Task instructions
The reply should consist of every entry, repeated exactly.

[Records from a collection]
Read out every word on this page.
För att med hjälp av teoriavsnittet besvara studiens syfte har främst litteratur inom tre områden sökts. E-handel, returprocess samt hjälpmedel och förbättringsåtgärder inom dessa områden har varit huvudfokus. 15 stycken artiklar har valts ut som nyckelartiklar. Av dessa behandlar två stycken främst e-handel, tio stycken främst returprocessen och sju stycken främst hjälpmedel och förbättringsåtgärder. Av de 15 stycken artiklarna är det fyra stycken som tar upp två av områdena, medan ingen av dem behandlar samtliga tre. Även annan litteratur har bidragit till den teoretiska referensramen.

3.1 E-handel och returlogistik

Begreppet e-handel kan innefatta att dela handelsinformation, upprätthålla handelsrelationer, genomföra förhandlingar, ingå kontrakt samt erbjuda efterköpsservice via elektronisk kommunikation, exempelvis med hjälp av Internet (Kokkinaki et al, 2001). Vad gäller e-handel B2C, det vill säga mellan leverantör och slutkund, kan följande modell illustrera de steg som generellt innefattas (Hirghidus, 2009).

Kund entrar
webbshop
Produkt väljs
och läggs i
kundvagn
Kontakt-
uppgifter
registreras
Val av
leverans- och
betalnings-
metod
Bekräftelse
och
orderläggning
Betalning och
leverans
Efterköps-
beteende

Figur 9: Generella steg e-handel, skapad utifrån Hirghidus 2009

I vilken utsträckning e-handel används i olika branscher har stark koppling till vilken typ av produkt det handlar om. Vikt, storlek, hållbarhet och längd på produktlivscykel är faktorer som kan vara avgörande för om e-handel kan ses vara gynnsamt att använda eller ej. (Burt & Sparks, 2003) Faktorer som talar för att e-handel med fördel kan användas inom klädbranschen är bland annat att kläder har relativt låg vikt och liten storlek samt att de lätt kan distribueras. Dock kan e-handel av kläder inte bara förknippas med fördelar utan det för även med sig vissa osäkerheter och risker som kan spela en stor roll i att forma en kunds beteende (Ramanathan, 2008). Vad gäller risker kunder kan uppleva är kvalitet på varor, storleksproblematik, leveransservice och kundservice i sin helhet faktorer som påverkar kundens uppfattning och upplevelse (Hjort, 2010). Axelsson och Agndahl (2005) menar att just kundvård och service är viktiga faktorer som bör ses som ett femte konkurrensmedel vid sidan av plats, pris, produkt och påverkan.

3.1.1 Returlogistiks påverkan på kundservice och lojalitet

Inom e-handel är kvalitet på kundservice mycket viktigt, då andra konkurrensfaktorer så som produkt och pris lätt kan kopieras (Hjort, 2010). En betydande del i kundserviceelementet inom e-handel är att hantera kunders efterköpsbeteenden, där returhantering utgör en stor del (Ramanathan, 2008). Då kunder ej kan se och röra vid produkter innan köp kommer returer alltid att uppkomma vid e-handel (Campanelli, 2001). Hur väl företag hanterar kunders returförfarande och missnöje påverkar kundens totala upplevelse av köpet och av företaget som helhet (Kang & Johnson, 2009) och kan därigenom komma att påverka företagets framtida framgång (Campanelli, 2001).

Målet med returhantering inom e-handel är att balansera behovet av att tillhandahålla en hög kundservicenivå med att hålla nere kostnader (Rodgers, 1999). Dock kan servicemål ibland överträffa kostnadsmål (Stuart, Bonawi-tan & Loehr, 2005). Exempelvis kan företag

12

Task result
Read out every word on this page.
För att med hjälp av teoriavsnittet besvara studiens syfte har främst litteratur inom tre områden sökts. E-handel, returprocess samt hjälpmedel och förbättringsåtgärder inom dessa områden har varit huvudfokus. 15 stycken artiklar har valts ut som nyckelartiklar. Av dessa behandlar två stycken främst e-handel, tio stycken främst returprocessen och sju stycken främst hjälpmedel och förbättringsåtgärder. Av de 15 stycken artiklarna är det fyra stycken som tar upp två av områdena, medan ingen av dem behandlar samtliga tre. Även annan litteratur har bidragit till den teoretiska referensramen.

3.1 E-handel och returlogistik

Begreppet e-handel kan innefatta att dela handelsinformation, upprätthålla handelsrelationer, genomföra förhandlingar, ingå kontrakt samt erbjuda efterköpsservice via elektronisk kommunikation, exempelvis med hjälp av Internet (Kokkinaki et al, 2001). Vad gäller e-handel B2C, det vill säga mellan leverantör och slutkund, kan följande modell illustrera de steg som generellt innefattas (Hirghidus, 2009).

Kund entrar
webbshop
Produkt väljs
och läggs i
kundvagn
Kontakt-
uppgifter
registreras
Val av
leverans- och
betalnings-
metod
Bekräftelse
och
orderläggning
Betalning och
leverans
Efterköps-
beteende

Figur 9: Generella steg e-handel, skapad utifrån Hirghidus 2009

I vilken utsträckning e-handel används i olika branscher har stark koppling till vilken typ av produkt det handlar om. Vikt, storlek, hållbarhet och längd på produktlivscykel är faktorer som kan vara avgörande för om e-handel kan ses vara gynnsamt att använda eller ej. (Burt & Sparks, 2003) Faktorer som talar för att e-handel med fördel kan användas inom klädbranschen är bland annat att kläder har relativt låg vikt och liten storlek samt att de lätt kan distribueras. Dock kan e-handel av kläder inte bara förknippas med fördelar utan det för även med sig vissa osäkerheter och risker som kan spela en stor roll i att forma en kunds beteende (Ramanathan, 2008). Vad gäller risker kunder kan uppleva är kvalitet på varor, storleksproblematik, leveransservice och kundservice i sin helhet faktorer som påverkar kundens uppfattning och upplevelse (Hjort, 2010). Axelsson och Agndahl (2005) menar att just kundvård och service är viktiga faktorer som bör ses som ett femte konkurrensmedel vid sidan av plats, pris, produkt och påverkan.

3.1.1 Returlogistiks påverkan på kundservice och lojalitet

Inom e-handel är kvalitet på kundservice mycket viktigt, då andra konkurrensfaktorer så som produkt och pris lätt kan kopieras (Hjort, 2010). En betydande del i kundserviceelementet inom e-handel är att hantera kunders efterköpsbeteenden, där returhantering utgör en stor del (Ramanathan, 2008). Då kunder ej kan se och röra vid produkter innan köp kommer returer alltid att uppkomma vid e-handel (Campanelli, 2001). Hur väl företag hanterar kunders returförfarande och missnöje påverkar kundens totala upplevelse av köpet och av företaget som helhet (Kang & Johnson, 2009) och kan därigenom komma att påverka företagets framtida framgång (Campanelli, 2001).

Målet med returhantering inom e-handel är att balansera behovet av att tillhandahålla en hög kundservicenivå med att hålla nere kostnader (Rodgers, 1999). Dock kan servicemål ibland överträffa kostnadsmål (Stuart, Bonawi-tan & Loehr, 2005). Exempelvis kan företag

12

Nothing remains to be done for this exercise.